>> START Entries provided

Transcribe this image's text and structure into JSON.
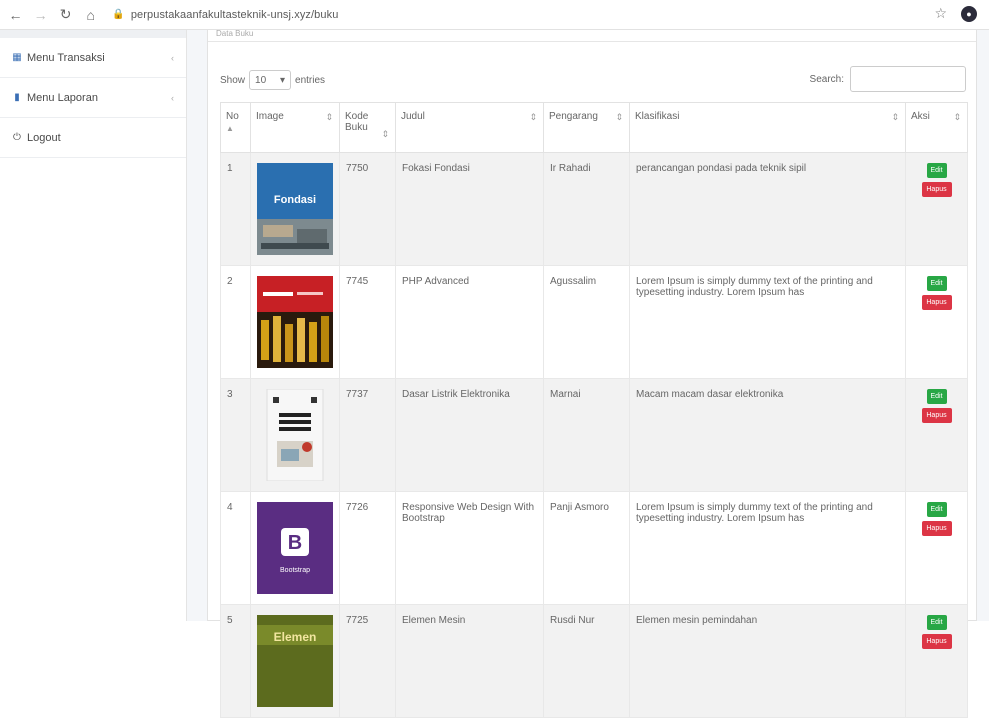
{
  "browser": {
    "url": "perpustakaanfakultasteknik-unsj.xyz/buku"
  },
  "sidebar": {
    "items": [
      {
        "label": "Menu Transaksi"
      },
      {
        "label": "Menu Laporan"
      },
      {
        "label": "Logout"
      }
    ]
  },
  "card": {
    "header": "Data Buku"
  },
  "controls": {
    "show_label": "Show",
    "entries_value": "10",
    "entries_label": "entries",
    "search_label": "Search:"
  },
  "table": {
    "headers": [
      "No",
      "Image",
      "Kode Buku",
      "Judul",
      "Pengarang",
      "Klasifikasi",
      "Aksi"
    ],
    "edit_label": "Edit",
    "delete_label": "Hapus",
    "rows": [
      {
        "no": "1",
        "cover_text": "Fondasi",
        "kode": "7750",
        "judul": "Fokasi Fondasi",
        "pengarang": "Ir Rahadi",
        "klasifikasi": "perancangan pondasi pada teknik sipil"
      },
      {
        "no": "2",
        "cover_text": "PHP Advanced",
        "kode": "7745",
        "judul": "PHP Advanced",
        "pengarang": "Agussalim",
        "klasifikasi": "Lorem Ipsum is simply dummy text of the printing and typesetting industry. Lorem Ipsum has"
      },
      {
        "no": "3",
        "cover_text": "Dasar Listrik & Elektronika",
        "kode": "7737",
        "judul": "Dasar Listrik Elektronika",
        "pengarang": "Marnai",
        "klasifikasi": "Macam macam dasar elektronika"
      },
      {
        "no": "4",
        "cover_text": "Bootstrap",
        "kode": "7726",
        "judul": "Responsive Web Design With Bootstrap",
        "pengarang": "Panji Asmoro",
        "klasifikasi": "Lorem Ipsum is simply dummy text of the printing and typesetting industry. Lorem Ipsum has"
      },
      {
        "no": "5",
        "cover_text": "Elemen",
        "kode": "7725",
        "judul": "Elemen Mesin",
        "pengarang": "Rusdi Nur",
        "klasifikasi": "Elemen mesin pemindahan"
      }
    ]
  }
}
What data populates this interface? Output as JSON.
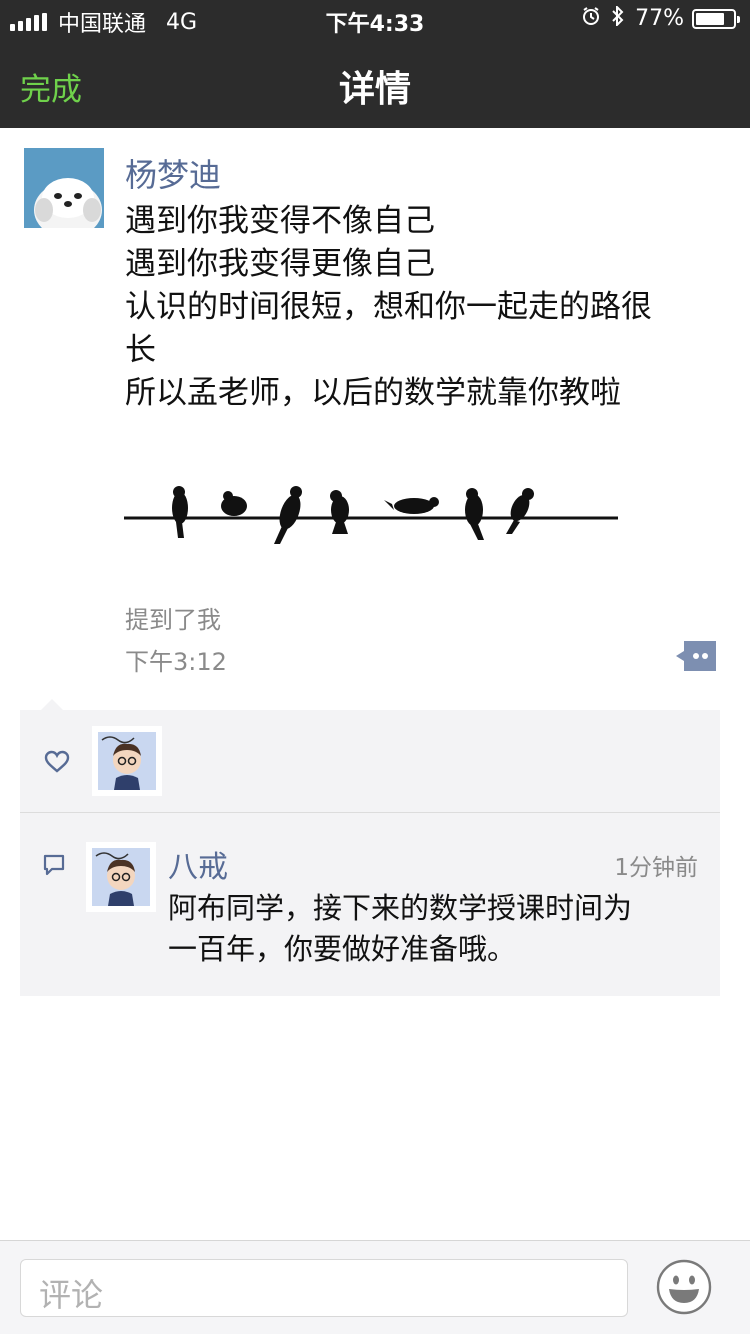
{
  "status_bar": {
    "carrier": "中国联通",
    "network": "4G",
    "time": "下午4:33",
    "battery": "77%",
    "battery_level": 0.77,
    "icons": [
      "alarm-icon",
      "bluetooth-icon"
    ]
  },
  "nav": {
    "done_label": "完成",
    "title": "详情",
    "done_color": "#6fd14b"
  },
  "post": {
    "author": "杨梦迪",
    "lines": [
      "遇到你我变得不像自己",
      "遇到你我变得更像自己",
      "认识的时间很短，想和你一起走的路很",
      "长",
      "所以孟老师，以后的数学就靠你教啦"
    ],
    "mention": "提到了我",
    "time": "下午3:12",
    "name_color": "#576b95"
  },
  "likes": {
    "icon": "heart-icon"
  },
  "comments": [
    {
      "author": "八戒",
      "time": "1分钟前",
      "lines": [
        "阿布同学，接下来的数学授课时间为",
        "一百年，你要做好准备哦。"
      ]
    }
  ],
  "bottom_bar": {
    "placeholder": "评论",
    "emoji_icon": "smiley-icon"
  }
}
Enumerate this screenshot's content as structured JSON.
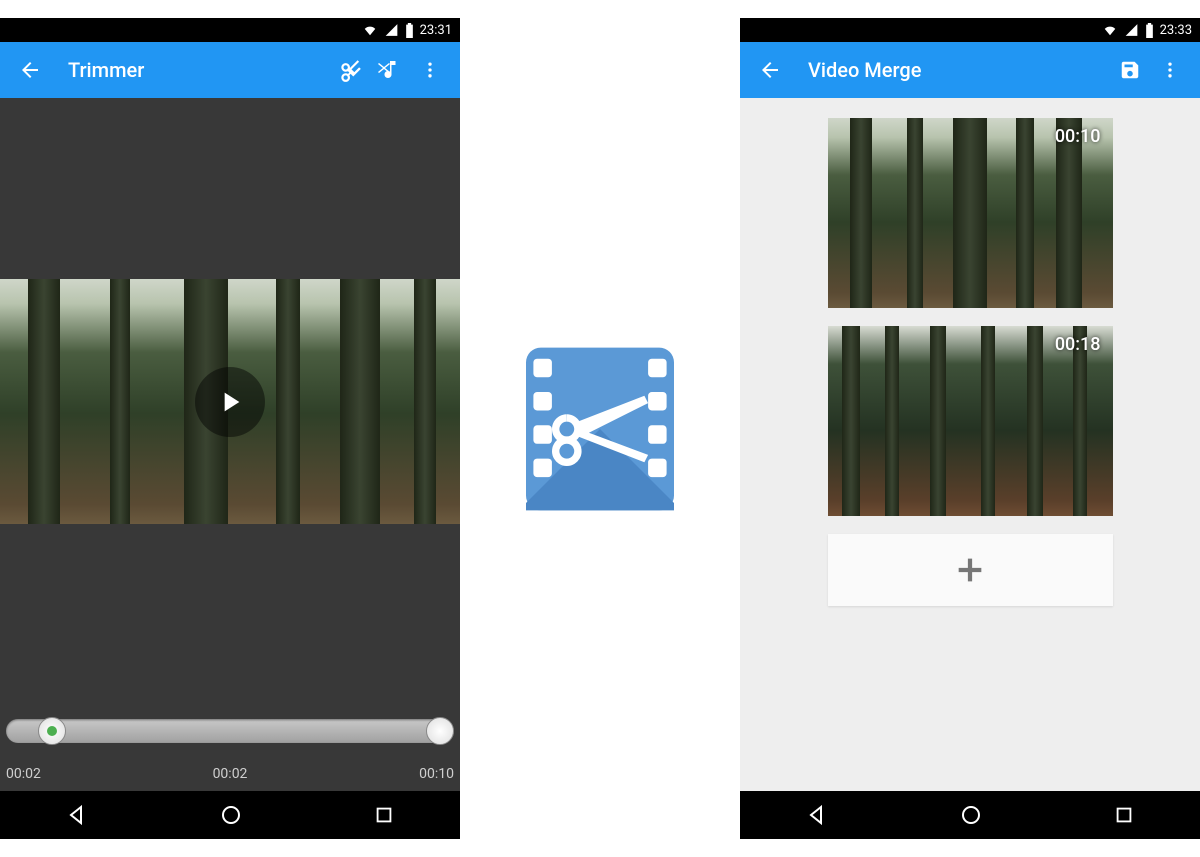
{
  "left": {
    "statusbar_time": "23:31",
    "toolbar": {
      "title": "Trimmer"
    },
    "playback": {
      "start_time": "00:02",
      "current_time": "00:02",
      "end_time": "00:10"
    }
  },
  "right": {
    "statusbar_time": "23:33",
    "toolbar": {
      "title": "Video Merge"
    },
    "clips": [
      {
        "duration": "00:10"
      },
      {
        "duration": "00:18"
      }
    ]
  },
  "icons": {
    "back": "back-arrow",
    "cut": "scissors-icon",
    "music": "music-cut-icon",
    "overflow": "more-vert-icon",
    "save": "save-icon",
    "add": "plus-icon",
    "play": "play-icon",
    "wifi": "wifi-icon",
    "signal": "signal-icon",
    "battery": "battery-icon",
    "nav_back": "nav-back",
    "nav_home": "nav-home",
    "nav_recent": "nav-recent"
  }
}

>> END Entries provided

__Required task__: Lines from the one that contains "Enumerate this screenshot's" through the last line of the data above are to be extracted exactly, with no pictures and no other lines.

__Output of the task__:
Enumerate this screenshot's content as structured JSON.
{
  "left": {
    "statusbar_time": "23:31",
    "toolbar": {
      "title": "Trimmer"
    },
    "playback": {
      "start_time": "00:02",
      "current_time": "00:02",
      "end_time": "00:10"
    }
  },
  "right": {
    "statusbar_time": "23:33",
    "toolbar": {
      "title": "Video Merge"
    },
    "clips": [
      {
        "duration": "00:10"
      },
      {
        "duration": "00:18"
      }
    ]
  },
  "icons": {
    "back": "back-arrow",
    "cut": "scissors-icon",
    "music": "music-cut-icon",
    "overflow": "more-vert-icon",
    "save": "save-icon",
    "add": "plus-icon",
    "play": "play-icon",
    "wifi": "wifi-icon",
    "signal": "signal-icon",
    "battery": "battery-icon",
    "nav_back": "nav-back",
    "nav_home": "nav-home",
    "nav_recent": "nav-recent"
  }
}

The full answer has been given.